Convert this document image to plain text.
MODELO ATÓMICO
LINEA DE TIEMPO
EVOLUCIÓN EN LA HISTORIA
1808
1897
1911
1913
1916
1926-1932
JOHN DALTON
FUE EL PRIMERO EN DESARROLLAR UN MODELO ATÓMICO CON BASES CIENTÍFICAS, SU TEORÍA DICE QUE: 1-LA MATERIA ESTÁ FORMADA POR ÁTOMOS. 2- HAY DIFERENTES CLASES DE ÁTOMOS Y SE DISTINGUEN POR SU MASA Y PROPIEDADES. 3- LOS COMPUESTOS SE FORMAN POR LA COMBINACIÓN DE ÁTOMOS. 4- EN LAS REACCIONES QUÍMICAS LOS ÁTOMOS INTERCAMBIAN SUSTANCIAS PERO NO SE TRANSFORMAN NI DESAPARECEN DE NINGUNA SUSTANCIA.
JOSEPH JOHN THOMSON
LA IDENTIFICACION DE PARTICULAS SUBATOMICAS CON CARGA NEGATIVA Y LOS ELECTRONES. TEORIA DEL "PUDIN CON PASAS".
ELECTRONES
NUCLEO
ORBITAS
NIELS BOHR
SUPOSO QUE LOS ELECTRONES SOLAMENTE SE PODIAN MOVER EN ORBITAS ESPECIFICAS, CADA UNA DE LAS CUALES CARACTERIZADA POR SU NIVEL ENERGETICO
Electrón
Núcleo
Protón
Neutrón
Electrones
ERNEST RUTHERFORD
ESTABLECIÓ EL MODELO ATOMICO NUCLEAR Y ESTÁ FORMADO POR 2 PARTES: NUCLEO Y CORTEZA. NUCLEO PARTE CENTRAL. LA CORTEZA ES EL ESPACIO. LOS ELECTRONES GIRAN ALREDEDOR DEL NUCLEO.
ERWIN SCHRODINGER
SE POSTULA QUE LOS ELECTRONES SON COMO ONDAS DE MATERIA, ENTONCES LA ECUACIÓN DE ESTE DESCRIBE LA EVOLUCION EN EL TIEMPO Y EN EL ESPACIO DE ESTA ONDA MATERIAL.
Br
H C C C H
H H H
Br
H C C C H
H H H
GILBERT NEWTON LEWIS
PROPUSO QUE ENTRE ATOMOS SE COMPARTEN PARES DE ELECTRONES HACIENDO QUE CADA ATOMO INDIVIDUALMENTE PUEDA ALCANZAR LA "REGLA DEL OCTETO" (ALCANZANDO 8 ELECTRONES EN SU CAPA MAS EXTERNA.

- - - -

= Aim =
Copy out each line above, character for character.

= Task answer =
Convert this document image to plain text.
MODELO ATÓMICO
LINEA DE TIEMPO
EVOLUCIÓN EN LA HISTORIA
1808
1897
1911
1913
1916
1926-1932
JOHN DALTON
FUE EL PRIMERO EN DESARROLLAR UN MODELO ATÓMICO CON BASES CIENTÍFICAS, SU TEORÍA DICE QUE: 1-LA MATERIA ESTÁ FORMADA POR ÁTOMOS. 2- HAY DIFERENTES CLASES DE ÁTOMOS Y SE DISTINGUEN POR SU MASA Y PROPIEDADES. 3- LOS COMPUESTOS SE FORMAN POR LA COMBINACIÓN DE ÁTOMOS. 4- EN LAS REACCIONES QUÍMICAS LOS ÁTOMOS INTERCAMBIAN SUSTANCIAS PERO NO SE TRANSFORMAN NI DESAPARECEN DE NINGUNA SUSTANCIA.
JOSEPH JOHN THOMSON
LA IDENTIFICACION DE PARTICULAS SUBATOMICAS CON CARGA NEGATIVA Y LOS ELECTRONES. TEORIA DEL "PUDIN CON PASAS".
ELECTRONES
NUCLEO
ORBITAS
NIELS BOHR
SUPOSO QUE LOS ELECTRONES SOLAMENTE SE PODIAN MOVER EN ORBITAS ESPECIFICAS, CADA UNA DE LAS CUALES CARACTERIZADA POR SU NIVEL ENERGETICO
Electrón
Núcleo
Protón
Neutrón
Electrones
ERNEST RUTHERFORD
ESTABLECIÓ EL MODELO ATOMICO NUCLEAR Y ESTÁ FORMADO POR 2 PARTES: NUCLEO Y CORTEZA. NUCLEO PARTE CENTRAL. LA CORTEZA ES EL ESPACIO. LOS ELECTRONES GIRAN ALREDEDOR DEL NUCLEO.
ERWIN SCHRODINGER
SE POSTULA QUE LOS ELECTRONES SON COMO ONDAS DE MATERIA, ENTONCES LA ECUACIÓN DE ESTE DESCRIBE LA EVOLUCION EN EL TIEMPO Y EN EL ESPACIO DE ESTA ONDA MATERIAL.
Br
H C C C H
H H H
Br
H C C C H
H H H
GILBERT NEWTON LEWIS
PROPUSO QUE ENTRE ATOMOS SE COMPARTEN PARES DE ELECTRONES HACIENDO QUE CADA ATOMO INDIVIDUALMENTE PUEDA ALCANZAR LA "REGLA DEL OCTETO" (ALCANZANDO 8 ELECTRONES EN SU CAPA MAS EXTERNA.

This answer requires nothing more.